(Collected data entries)
☆ ☆ ☆ ☆ ☆

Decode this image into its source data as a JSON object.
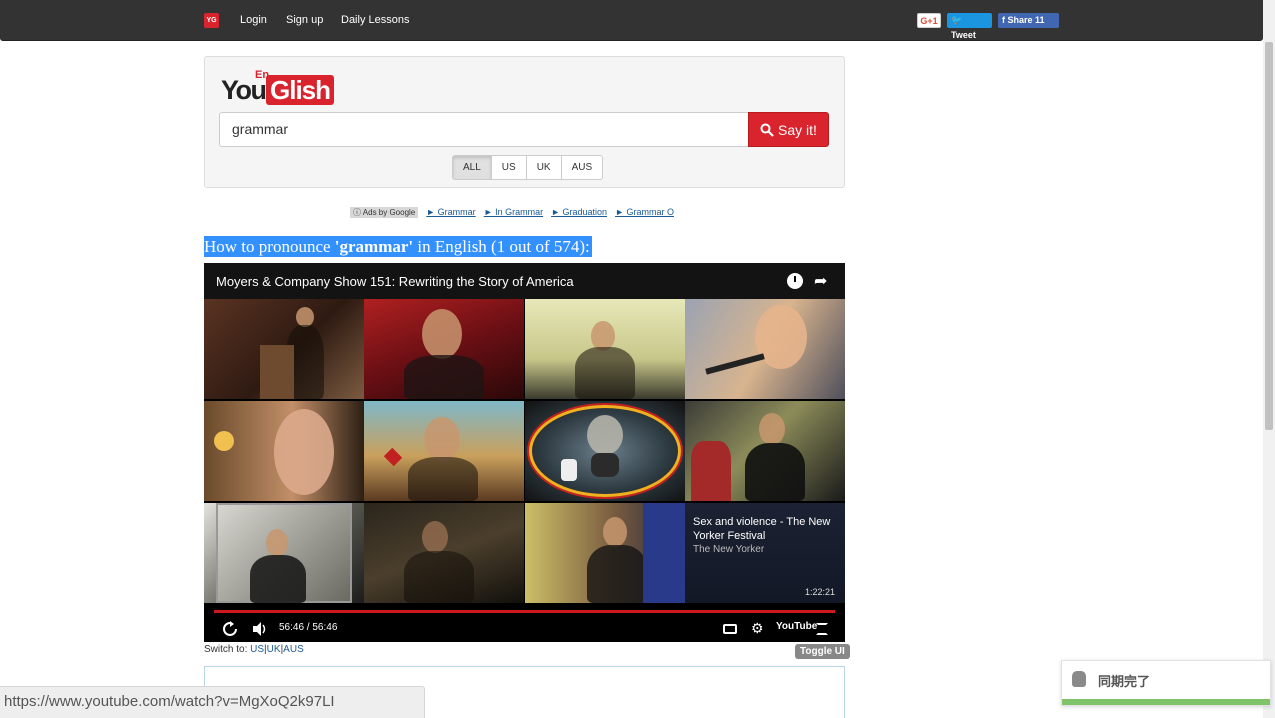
{
  "nav": {
    "badge": "YG",
    "login": "Login",
    "signup": "Sign up",
    "daily_lessons": "Daily Lessons",
    "gplus": "G+1",
    "tweet": "Tweet",
    "share": "Share 11"
  },
  "logo": {
    "you": "You",
    "en": "En",
    "glish": "Glish"
  },
  "search": {
    "value": "grammar",
    "button_label": "Say it!"
  },
  "accents": [
    {
      "label": "ALL",
      "active": true
    },
    {
      "label": "US",
      "active": false
    },
    {
      "label": "UK",
      "active": false
    },
    {
      "label": "AUS",
      "active": false
    }
  ],
  "ads": {
    "badge": "ⓘ Ads by Google",
    "links": [
      "► Grammar",
      "► In Grammar",
      "► Graduation",
      "► Grammar O"
    ]
  },
  "heading": {
    "prefix": "How to pronounce ",
    "word": "'grammar'",
    "suffix": " in English (1 out of 574):"
  },
  "player": {
    "title": "Moyers & Company Show 151: Rewriting the Story of America",
    "suggestion": {
      "title": "Sex and violence - The New Yorker Festival",
      "channel": "The New Yorker",
      "duration": "1:22:21"
    },
    "time": "56:46 / 56:46",
    "youtube_label": "YouTube"
  },
  "switch": {
    "label": "Switch to: ",
    "us": "US",
    "uk": "UK",
    "aus": "AUS",
    "toggle_ui": "Toggle UI"
  },
  "status_url": "https://www.youtube.com/watch?v=MgXoQ2k97LI",
  "sync": {
    "text": "同期完了"
  },
  "colors": {
    "brand_red": "#d9232d",
    "highlight": "#3390ff",
    "progress": "#cc181e",
    "sync_green": "#7fc46a"
  }
}
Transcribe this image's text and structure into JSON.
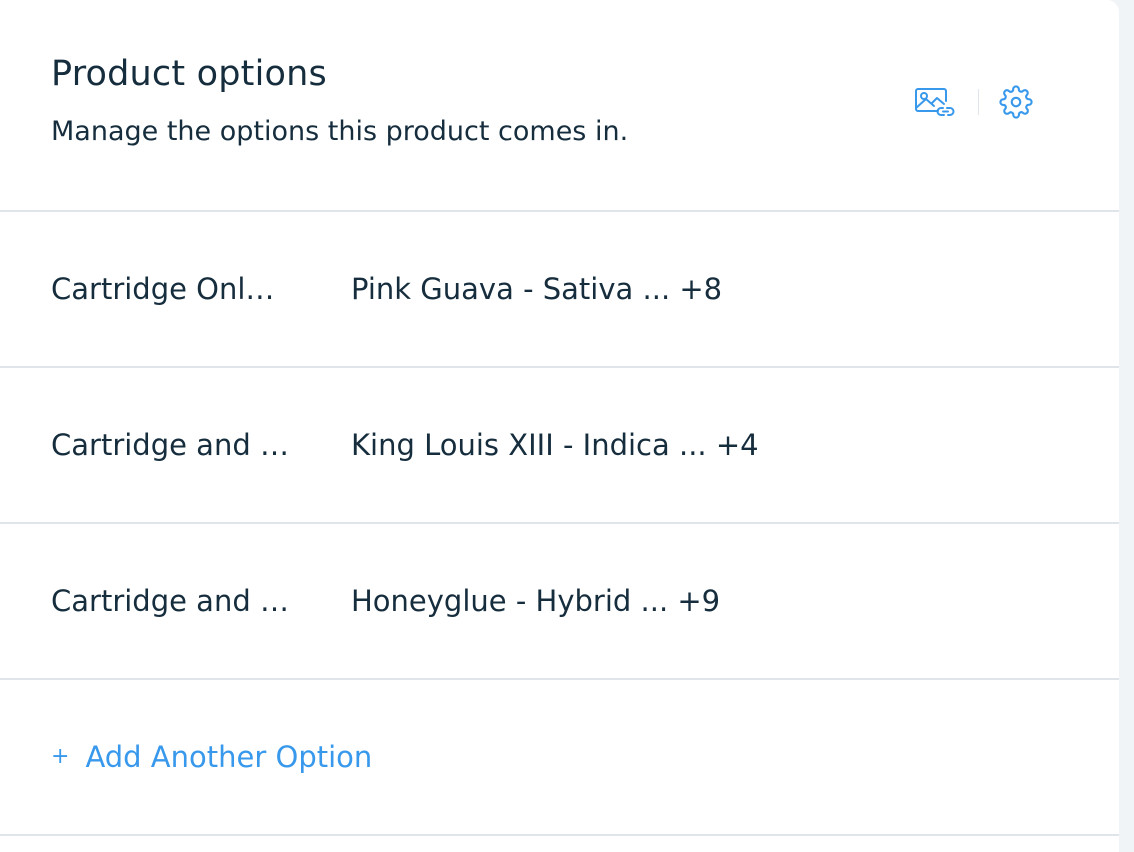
{
  "section": {
    "title": "Product options",
    "subtitle": "Manage the options this product comes in.",
    "actions": [
      {
        "icon": "image-link-icon"
      },
      {
        "icon": "gear-icon"
      }
    ]
  },
  "options": [
    {
      "name": "Cartridge Onl…",
      "values": "Pink Guava - Sativa ... +8"
    },
    {
      "name": "Cartridge and …",
      "values": "King Louis XIII - Indica ... +4"
    },
    {
      "name": "Cartridge and …",
      "values": "Honeyglue - Hybrid ... +9"
    }
  ],
  "add_option": {
    "plus": "+",
    "label": "Add Another Option"
  },
  "colors": {
    "text": "#162d3d",
    "accent": "#3899ec",
    "divider": "#dfe5eb"
  }
}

☆ ☆ ☆ ☆ ☆

REQUIRED WORK
Pictures are not part of the copy; output everything else in the records exactly.

PROBLEM SOLUTION
Decode this image into its source data as a JSON object.
{
  "nav": {
    "badge": "YG",
    "login": "Login",
    "signup": "Sign up",
    "daily_lessons": "Daily Lessons",
    "gplus": "G+1",
    "tweet": "Tweet",
    "share": "Share 11"
  },
  "logo": {
    "you": "You",
    "en": "En",
    "glish": "Glish"
  },
  "search": {
    "value": "grammar",
    "button_label": "Say it!"
  },
  "accents": [
    {
      "label": "ALL",
      "active": true
    },
    {
      "label": "US",
      "active": false
    },
    {
      "label": "UK",
      "active": false
    },
    {
      "label": "AUS",
      "active": false
    }
  ],
  "ads": {
    "badge": "ⓘ Ads by Google",
    "links": [
      "► Grammar",
      "► In Grammar",
      "► Graduation",
      "► Grammar O"
    ]
  },
  "heading": {
    "prefix": "How to pronounce ",
    "word": "'grammar'",
    "suffix": " in English (1 out of 574):"
  },
  "player": {
    "title": "Moyers & Company Show 151: Rewriting the Story of America",
    "suggestion": {
      "title": "Sex and violence - The New Yorker Festival",
      "channel": "The New Yorker",
      "duration": "1:22:21"
    },
    "time": "56:46 / 56:46",
    "youtube_label": "YouTube"
  },
  "switch": {
    "label": "Switch to: ",
    "us": "US",
    "uk": "UK",
    "aus": "AUS",
    "toggle_ui": "Toggle UI"
  },
  "status_url": "https://www.youtube.com/watch?v=MgXoQ2k97LI",
  "sync": {
    "text": "同期完了"
  },
  "colors": {
    "brand_red": "#d9232d",
    "highlight": "#3390ff",
    "progress": "#cc181e",
    "sync_green": "#7fc46a"
  }
}
Transcribe this image's text and structure into JSON.
{
  "section": {
    "title": "Product options",
    "subtitle": "Manage the options this product comes in.",
    "actions": [
      {
        "icon": "image-link-icon"
      },
      {
        "icon": "gear-icon"
      }
    ]
  },
  "options": [
    {
      "name": "Cartridge Onl…",
      "values": "Pink Guava - Sativa ... +8"
    },
    {
      "name": "Cartridge and …",
      "values": "King Louis XIII - Indica ... +4"
    },
    {
      "name": "Cartridge and …",
      "values": "Honeyglue - Hybrid ... +9"
    }
  ],
  "add_option": {
    "plus": "+",
    "label": "Add Another Option"
  },
  "colors": {
    "text": "#162d3d",
    "accent": "#3899ec",
    "divider": "#dfe5eb"
  }
}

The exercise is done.